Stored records
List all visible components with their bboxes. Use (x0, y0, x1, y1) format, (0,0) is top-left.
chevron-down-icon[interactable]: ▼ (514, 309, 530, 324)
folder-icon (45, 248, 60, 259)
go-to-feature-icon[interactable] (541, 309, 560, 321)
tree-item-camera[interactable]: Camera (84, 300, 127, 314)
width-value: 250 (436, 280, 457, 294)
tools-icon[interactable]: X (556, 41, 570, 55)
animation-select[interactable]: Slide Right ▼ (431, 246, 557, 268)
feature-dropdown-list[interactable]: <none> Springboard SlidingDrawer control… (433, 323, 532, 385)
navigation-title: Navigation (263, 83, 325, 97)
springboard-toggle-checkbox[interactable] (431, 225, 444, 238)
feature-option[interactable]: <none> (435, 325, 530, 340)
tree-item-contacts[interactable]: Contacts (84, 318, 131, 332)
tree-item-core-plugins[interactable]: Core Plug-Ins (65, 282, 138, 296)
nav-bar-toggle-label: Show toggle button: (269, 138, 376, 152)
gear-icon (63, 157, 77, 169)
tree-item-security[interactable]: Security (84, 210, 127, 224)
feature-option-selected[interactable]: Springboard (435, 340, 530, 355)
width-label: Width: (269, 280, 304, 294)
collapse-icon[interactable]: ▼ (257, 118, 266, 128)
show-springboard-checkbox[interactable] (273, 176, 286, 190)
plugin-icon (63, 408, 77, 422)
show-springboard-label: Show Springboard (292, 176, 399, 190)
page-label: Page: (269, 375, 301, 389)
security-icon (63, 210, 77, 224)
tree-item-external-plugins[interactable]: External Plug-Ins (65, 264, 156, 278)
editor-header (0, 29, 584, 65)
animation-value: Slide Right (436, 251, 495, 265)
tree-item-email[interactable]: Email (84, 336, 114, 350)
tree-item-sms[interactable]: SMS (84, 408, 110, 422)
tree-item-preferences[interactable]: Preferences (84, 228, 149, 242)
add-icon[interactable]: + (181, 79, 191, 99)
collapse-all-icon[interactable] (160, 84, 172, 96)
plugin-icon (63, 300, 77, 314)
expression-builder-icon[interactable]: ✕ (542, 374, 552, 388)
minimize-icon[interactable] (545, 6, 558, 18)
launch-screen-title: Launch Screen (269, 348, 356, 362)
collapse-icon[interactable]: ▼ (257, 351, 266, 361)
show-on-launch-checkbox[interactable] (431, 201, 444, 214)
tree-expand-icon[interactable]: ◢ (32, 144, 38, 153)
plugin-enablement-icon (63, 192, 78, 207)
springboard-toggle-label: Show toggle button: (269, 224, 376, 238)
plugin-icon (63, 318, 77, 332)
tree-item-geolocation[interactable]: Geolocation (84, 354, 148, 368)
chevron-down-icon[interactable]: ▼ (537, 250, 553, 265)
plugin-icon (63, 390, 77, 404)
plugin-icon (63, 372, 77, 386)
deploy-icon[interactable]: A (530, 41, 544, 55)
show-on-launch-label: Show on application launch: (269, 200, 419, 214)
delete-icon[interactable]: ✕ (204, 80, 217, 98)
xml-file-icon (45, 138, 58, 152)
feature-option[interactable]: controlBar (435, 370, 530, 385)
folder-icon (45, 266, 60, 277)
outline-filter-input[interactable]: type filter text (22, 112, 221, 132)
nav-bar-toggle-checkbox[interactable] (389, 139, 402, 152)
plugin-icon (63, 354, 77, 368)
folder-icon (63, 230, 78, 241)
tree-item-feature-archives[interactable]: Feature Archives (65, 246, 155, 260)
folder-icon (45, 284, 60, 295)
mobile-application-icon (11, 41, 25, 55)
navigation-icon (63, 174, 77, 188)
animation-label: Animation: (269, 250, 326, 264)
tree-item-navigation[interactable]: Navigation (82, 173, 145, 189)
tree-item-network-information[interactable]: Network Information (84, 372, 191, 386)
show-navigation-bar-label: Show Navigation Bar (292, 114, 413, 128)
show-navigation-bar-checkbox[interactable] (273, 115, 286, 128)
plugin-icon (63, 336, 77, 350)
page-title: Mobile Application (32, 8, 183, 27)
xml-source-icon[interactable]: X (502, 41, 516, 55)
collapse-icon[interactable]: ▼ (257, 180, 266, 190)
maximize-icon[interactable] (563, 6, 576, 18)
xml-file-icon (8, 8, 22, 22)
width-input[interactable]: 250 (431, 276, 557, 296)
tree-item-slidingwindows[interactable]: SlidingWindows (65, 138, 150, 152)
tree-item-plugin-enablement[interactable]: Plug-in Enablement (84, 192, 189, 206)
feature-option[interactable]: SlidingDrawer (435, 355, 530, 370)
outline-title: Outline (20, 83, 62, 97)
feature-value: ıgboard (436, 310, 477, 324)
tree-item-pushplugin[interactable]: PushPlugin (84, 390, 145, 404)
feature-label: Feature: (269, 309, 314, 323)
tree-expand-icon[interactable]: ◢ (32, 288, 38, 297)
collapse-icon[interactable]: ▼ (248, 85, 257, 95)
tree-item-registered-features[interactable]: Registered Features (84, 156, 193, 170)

Aim. Reproduce the lines of every entry above without any changes.

Written solution.
List all visible components with their bboxes. Use (x0, y0, x1, y1) format, (0,0) is top-left.
chevron-down-icon[interactable]: ▼ (514, 309, 530, 324)
folder-icon (45, 248, 60, 259)
go-to-feature-icon[interactable] (541, 309, 560, 321)
tree-item-camera[interactable]: Camera (84, 300, 127, 314)
width-value: 250 (436, 280, 457, 294)
tools-icon[interactable]: X (556, 41, 570, 55)
animation-select[interactable]: Slide Right ▼ (431, 246, 557, 268)
feature-dropdown-list[interactable]: <none> Springboard SlidingDrawer control… (433, 323, 532, 385)
navigation-title: Navigation (263, 83, 325, 97)
springboard-toggle-checkbox[interactable] (431, 225, 444, 238)
feature-option[interactable]: <none> (435, 325, 530, 340)
tree-item-contacts[interactable]: Contacts (84, 318, 131, 332)
tree-item-core-plugins[interactable]: Core Plug-Ins (65, 282, 138, 296)
nav-bar-toggle-label: Show toggle button: (269, 138, 376, 152)
gear-icon (63, 157, 77, 169)
tree-item-security[interactable]: Security (84, 210, 127, 224)
feature-option-selected[interactable]: Springboard (435, 340, 530, 355)
width-label: Width: (269, 280, 304, 294)
collapse-icon[interactable]: ▼ (257, 118, 266, 128)
show-springboard-checkbox[interactable] (273, 176, 286, 190)
plugin-icon (63, 408, 77, 422)
show-springboard-label: Show Springboard (292, 176, 399, 190)
page-label: Page: (269, 375, 301, 389)
security-icon (63, 210, 77, 224)
tree-item-external-plugins[interactable]: External Plug-Ins (65, 264, 156, 278)
editor-header (0, 29, 584, 65)
animation-value: Slide Right (436, 251, 495, 265)
tree-item-email[interactable]: Email (84, 336, 114, 350)
tree-item-sms[interactable]: SMS (84, 408, 110, 422)
tree-item-preferences[interactable]: Preferences (84, 228, 149, 242)
add-icon[interactable]: + (181, 79, 191, 99)
collapse-all-icon[interactable] (160, 84, 172, 96)
plugin-icon (63, 300, 77, 314)
expression-builder-icon[interactable]: ✕ (542, 374, 552, 388)
minimize-icon[interactable] (545, 6, 558, 18)
launch-screen-title: Launch Screen (269, 348, 356, 362)
collapse-icon[interactable]: ▼ (257, 351, 266, 361)
show-on-launch-checkbox[interactable] (431, 201, 444, 214)
tree-expand-icon[interactable]: ◢ (32, 144, 38, 153)
plugin-enablement-icon (63, 192, 78, 207)
springboard-toggle-label: Show toggle button: (269, 224, 376, 238)
plugin-icon (63, 318, 77, 332)
tree-item-geolocation[interactable]: Geolocation (84, 354, 148, 368)
chevron-down-icon[interactable]: ▼ (537, 250, 553, 265)
plugin-icon (63, 390, 77, 404)
plugin-icon (63, 372, 77, 386)
deploy-icon[interactable]: A (530, 41, 544, 55)
show-on-launch-label: Show on application launch: (269, 200, 419, 214)
delete-icon[interactable]: ✕ (204, 80, 217, 98)
xml-file-icon (45, 138, 58, 152)
feature-option[interactable]: controlBar (435, 370, 530, 385)
folder-icon (45, 266, 60, 277)
outline-filter-input[interactable]: type filter text (22, 112, 221, 132)
nav-bar-toggle-checkbox[interactable] (389, 139, 402, 152)
plugin-icon (63, 354, 77, 368)
folder-icon (63, 230, 78, 241)
tree-item-feature-archives[interactable]: Feature Archives (65, 246, 155, 260)
folder-icon (45, 284, 60, 295)
mobile-application-icon (11, 41, 25, 55)
navigation-icon (63, 174, 77, 188)
animation-label: Animation: (269, 250, 326, 264)
tree-item-navigation[interactable]: Navigation (82, 173, 145, 189)
tree-item-network-information[interactable]: Network Information (84, 372, 191, 386)
show-navigation-bar-label: Show Navigation Bar (292, 114, 413, 128)
show-navigation-bar-checkbox[interactable] (273, 115, 286, 128)
plugin-icon (63, 336, 77, 350)
page-title: Mobile Application (32, 8, 183, 27)
xml-source-icon[interactable]: X (502, 41, 516, 55)
collapse-icon[interactable]: ▼ (257, 180, 266, 190)
maximize-icon[interactable] (563, 6, 576, 18)
xml-file-icon (8, 8, 22, 22)
width-input[interactable]: 250 (431, 276, 557, 296)
tree-item-slidingwindows[interactable]: SlidingWindows (65, 138, 150, 152)
tree-item-plugin-enablement[interactable]: Plug-in Enablement (84, 192, 189, 206)
feature-option[interactable]: SlidingDrawer (435, 355, 530, 370)
outline-title: Outline (20, 83, 62, 97)
feature-value: ıgboard (436, 310, 477, 324)
tree-item-pushplugin[interactable]: PushPlugin (84, 390, 145, 404)
feature-label: Feature: (269, 309, 314, 323)
tree-expand-icon[interactable]: ◢ (32, 288, 38, 297)
collapse-icon[interactable]: ▼ (248, 85, 257, 95)
tree-item-registered-features[interactable]: Registered Features (84, 156, 193, 170)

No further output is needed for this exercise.